■ Goal of the exercise
Go through the records and show each line where the word "become" occurs.

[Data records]
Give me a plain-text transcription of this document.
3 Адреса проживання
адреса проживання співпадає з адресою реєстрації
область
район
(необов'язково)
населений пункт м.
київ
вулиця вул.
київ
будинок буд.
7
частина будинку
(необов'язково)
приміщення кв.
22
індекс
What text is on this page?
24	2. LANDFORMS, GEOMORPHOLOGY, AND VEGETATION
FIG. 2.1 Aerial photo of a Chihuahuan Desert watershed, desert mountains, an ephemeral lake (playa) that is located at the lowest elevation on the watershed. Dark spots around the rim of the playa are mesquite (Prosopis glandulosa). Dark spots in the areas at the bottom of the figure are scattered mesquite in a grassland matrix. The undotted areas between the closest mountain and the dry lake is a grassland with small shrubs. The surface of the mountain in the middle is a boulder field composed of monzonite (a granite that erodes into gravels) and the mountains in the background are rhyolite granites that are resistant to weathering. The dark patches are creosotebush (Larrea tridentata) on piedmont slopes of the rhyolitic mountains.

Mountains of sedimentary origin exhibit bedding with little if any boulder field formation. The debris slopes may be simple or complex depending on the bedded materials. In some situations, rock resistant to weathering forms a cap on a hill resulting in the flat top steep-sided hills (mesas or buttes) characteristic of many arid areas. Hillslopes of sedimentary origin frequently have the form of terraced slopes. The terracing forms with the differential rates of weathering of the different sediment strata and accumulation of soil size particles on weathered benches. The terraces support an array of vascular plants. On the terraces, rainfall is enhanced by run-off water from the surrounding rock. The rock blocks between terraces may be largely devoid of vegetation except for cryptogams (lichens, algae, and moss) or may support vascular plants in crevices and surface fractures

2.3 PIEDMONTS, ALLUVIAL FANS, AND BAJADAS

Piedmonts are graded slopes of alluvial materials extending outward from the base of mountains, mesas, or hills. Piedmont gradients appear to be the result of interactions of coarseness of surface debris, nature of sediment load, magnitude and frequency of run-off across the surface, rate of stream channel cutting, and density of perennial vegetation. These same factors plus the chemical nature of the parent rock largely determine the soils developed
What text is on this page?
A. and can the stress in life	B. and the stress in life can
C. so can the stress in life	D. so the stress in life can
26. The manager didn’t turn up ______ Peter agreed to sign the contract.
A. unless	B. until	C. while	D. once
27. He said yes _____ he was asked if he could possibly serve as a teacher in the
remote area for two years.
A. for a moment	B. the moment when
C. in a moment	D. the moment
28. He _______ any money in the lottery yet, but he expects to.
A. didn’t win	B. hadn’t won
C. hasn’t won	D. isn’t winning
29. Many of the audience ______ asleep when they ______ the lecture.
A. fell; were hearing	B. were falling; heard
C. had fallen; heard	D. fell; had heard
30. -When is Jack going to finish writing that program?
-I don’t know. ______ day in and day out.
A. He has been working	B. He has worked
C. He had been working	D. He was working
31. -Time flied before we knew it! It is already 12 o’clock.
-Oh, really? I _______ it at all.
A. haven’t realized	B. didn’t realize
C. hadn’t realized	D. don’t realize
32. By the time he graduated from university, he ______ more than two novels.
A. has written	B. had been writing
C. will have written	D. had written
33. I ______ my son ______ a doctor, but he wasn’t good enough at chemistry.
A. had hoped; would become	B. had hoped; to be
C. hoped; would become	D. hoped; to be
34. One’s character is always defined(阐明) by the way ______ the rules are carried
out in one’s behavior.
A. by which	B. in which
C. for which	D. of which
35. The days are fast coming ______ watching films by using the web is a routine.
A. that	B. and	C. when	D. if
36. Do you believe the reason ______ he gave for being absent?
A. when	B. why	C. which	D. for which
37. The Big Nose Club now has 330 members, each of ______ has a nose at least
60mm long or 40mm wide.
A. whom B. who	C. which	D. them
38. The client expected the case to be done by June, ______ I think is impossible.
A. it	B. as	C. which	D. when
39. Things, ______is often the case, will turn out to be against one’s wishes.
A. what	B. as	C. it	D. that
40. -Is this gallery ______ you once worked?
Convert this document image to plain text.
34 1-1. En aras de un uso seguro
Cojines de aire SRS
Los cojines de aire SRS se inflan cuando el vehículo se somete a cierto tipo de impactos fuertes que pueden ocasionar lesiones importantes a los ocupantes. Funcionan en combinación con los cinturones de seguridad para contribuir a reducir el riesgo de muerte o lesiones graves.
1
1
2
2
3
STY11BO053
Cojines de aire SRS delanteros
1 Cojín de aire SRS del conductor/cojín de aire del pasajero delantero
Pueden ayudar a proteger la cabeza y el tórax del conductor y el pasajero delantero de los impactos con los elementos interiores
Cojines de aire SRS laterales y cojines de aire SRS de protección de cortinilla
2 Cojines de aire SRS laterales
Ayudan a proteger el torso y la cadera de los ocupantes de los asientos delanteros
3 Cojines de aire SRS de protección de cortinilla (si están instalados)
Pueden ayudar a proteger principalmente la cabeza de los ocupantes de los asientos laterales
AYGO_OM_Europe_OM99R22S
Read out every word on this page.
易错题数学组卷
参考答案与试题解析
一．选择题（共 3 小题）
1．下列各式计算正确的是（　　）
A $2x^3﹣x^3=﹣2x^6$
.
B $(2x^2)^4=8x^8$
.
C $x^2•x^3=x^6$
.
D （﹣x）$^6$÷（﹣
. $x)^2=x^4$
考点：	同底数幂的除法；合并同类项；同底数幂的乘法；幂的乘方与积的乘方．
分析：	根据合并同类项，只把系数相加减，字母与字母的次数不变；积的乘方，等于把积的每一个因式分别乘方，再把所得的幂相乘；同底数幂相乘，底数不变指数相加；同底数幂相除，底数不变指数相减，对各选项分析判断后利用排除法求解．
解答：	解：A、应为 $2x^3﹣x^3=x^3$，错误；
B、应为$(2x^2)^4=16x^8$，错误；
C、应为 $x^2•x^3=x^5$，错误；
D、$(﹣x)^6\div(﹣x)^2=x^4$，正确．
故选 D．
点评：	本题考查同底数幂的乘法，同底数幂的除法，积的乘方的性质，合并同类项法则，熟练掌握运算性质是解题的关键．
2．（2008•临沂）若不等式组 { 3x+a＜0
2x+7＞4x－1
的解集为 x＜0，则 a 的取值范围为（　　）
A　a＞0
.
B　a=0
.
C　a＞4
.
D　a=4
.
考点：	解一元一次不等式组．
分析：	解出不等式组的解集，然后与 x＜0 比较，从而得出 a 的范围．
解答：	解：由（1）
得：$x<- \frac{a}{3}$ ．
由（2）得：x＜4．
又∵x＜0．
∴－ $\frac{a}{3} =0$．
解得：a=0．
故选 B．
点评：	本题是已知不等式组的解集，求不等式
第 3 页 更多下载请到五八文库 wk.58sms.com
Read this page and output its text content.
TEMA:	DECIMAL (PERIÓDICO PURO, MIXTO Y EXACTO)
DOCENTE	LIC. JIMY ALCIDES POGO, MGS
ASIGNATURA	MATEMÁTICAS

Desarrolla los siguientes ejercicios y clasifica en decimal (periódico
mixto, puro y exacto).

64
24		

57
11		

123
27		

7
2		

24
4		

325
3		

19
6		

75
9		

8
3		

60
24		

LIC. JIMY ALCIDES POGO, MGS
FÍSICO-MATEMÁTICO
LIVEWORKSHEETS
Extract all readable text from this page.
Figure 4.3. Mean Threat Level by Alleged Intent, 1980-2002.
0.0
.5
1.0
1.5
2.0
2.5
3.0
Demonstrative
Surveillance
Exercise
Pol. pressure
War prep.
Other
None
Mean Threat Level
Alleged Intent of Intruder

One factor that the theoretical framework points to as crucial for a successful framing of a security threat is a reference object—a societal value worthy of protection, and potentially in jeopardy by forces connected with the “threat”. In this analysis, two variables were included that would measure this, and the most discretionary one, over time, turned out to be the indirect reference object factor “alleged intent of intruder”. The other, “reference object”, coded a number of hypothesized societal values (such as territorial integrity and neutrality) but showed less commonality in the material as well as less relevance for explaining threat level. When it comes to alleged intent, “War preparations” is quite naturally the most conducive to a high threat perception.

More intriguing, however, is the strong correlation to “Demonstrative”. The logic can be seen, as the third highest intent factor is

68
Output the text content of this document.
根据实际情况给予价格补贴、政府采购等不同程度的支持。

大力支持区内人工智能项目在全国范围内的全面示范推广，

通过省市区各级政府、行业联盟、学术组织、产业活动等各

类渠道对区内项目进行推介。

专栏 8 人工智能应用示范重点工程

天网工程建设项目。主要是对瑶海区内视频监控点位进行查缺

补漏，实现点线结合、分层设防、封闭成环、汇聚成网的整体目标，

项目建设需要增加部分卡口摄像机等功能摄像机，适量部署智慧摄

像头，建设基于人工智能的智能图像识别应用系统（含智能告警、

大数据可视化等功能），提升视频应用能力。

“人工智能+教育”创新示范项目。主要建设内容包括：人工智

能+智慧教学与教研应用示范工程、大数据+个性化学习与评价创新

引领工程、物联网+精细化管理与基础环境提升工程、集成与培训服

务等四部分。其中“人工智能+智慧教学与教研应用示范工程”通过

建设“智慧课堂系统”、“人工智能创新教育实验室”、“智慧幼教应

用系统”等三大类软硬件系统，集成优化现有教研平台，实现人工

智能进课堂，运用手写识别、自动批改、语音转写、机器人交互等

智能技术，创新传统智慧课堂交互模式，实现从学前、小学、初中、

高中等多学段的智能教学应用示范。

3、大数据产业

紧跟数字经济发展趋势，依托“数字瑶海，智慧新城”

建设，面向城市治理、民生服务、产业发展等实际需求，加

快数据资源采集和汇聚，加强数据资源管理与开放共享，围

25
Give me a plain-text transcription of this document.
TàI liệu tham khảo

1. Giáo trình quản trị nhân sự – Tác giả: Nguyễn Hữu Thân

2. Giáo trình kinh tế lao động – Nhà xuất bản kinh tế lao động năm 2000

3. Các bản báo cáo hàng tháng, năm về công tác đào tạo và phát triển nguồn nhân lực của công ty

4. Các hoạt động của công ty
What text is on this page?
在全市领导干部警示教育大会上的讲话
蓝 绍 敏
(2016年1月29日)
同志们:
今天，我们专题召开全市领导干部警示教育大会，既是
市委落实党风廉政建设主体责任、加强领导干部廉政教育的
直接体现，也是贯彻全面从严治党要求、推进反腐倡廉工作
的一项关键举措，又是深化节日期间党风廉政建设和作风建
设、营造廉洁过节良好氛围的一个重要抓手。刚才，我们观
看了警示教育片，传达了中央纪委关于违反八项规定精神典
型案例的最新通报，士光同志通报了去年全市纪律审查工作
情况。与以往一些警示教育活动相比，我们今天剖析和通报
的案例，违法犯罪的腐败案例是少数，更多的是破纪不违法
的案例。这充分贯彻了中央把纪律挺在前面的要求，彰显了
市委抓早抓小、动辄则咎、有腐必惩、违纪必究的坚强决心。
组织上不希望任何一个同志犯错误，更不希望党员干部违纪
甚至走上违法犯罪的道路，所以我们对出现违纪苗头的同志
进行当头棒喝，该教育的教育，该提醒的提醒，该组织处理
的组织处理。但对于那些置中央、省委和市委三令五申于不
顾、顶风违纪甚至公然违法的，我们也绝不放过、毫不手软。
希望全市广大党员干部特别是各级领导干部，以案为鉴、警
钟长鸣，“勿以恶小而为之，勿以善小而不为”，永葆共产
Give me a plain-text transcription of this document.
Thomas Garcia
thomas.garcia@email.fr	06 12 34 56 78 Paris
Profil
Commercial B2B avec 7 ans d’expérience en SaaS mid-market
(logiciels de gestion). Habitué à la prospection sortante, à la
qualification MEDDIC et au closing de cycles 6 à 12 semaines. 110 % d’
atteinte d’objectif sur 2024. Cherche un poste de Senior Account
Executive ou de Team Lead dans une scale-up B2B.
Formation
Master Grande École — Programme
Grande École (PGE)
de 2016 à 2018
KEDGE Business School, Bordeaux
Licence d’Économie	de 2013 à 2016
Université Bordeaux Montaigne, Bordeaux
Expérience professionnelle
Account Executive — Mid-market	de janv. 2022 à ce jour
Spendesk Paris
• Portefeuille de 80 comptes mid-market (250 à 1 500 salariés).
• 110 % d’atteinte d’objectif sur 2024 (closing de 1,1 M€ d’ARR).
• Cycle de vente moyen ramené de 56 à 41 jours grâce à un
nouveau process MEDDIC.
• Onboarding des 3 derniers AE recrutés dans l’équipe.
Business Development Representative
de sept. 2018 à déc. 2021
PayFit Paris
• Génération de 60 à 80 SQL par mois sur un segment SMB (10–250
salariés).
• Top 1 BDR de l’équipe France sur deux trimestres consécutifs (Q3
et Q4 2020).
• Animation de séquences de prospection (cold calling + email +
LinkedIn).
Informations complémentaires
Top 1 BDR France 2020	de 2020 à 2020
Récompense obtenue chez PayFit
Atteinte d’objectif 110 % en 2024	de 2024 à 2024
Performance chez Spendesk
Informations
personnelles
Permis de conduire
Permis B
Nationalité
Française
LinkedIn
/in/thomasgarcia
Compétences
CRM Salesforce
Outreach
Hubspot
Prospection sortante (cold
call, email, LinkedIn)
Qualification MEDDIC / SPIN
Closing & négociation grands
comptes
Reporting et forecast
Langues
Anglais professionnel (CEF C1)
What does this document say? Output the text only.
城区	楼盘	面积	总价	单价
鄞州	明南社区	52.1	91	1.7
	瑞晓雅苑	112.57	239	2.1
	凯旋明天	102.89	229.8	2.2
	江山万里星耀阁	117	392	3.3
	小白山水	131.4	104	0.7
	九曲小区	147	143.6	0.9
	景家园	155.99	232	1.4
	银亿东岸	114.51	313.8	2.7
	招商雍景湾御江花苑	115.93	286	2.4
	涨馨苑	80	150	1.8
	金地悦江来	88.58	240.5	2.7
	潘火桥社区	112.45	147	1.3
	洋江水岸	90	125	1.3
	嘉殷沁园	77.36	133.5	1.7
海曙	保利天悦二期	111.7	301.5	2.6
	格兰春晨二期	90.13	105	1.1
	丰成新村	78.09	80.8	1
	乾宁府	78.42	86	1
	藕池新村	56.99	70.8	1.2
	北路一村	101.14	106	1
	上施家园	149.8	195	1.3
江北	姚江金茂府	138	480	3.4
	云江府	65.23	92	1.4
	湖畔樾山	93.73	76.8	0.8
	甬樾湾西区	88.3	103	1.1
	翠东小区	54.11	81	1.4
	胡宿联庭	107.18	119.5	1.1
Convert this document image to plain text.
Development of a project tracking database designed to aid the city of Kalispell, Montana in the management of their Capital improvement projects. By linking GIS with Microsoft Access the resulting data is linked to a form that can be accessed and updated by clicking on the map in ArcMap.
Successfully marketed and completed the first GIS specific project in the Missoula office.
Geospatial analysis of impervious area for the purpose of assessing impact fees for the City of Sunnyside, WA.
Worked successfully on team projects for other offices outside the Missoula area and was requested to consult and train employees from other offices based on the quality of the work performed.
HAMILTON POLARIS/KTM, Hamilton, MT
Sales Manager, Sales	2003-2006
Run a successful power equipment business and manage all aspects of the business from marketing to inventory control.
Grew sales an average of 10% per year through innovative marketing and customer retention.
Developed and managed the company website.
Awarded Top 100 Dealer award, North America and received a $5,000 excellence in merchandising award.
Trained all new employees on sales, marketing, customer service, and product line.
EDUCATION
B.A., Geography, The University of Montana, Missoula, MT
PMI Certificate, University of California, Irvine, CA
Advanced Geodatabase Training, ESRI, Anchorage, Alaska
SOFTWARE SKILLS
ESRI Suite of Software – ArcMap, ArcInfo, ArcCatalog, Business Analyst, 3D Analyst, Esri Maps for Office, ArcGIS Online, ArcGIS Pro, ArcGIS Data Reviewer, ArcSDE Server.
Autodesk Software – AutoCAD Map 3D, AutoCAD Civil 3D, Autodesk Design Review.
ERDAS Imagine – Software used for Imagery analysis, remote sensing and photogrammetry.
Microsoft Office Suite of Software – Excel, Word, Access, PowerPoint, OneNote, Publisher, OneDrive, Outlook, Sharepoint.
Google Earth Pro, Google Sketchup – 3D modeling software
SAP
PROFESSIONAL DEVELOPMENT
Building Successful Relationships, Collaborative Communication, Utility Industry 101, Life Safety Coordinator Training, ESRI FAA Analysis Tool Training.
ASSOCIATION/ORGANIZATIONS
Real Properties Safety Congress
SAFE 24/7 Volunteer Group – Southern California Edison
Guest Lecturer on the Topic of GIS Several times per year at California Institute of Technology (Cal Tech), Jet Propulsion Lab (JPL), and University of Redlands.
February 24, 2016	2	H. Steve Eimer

■ Task solution
A. had hoped; would become	B. had hoped; to be
C. hoped; would become	D. hoped; to be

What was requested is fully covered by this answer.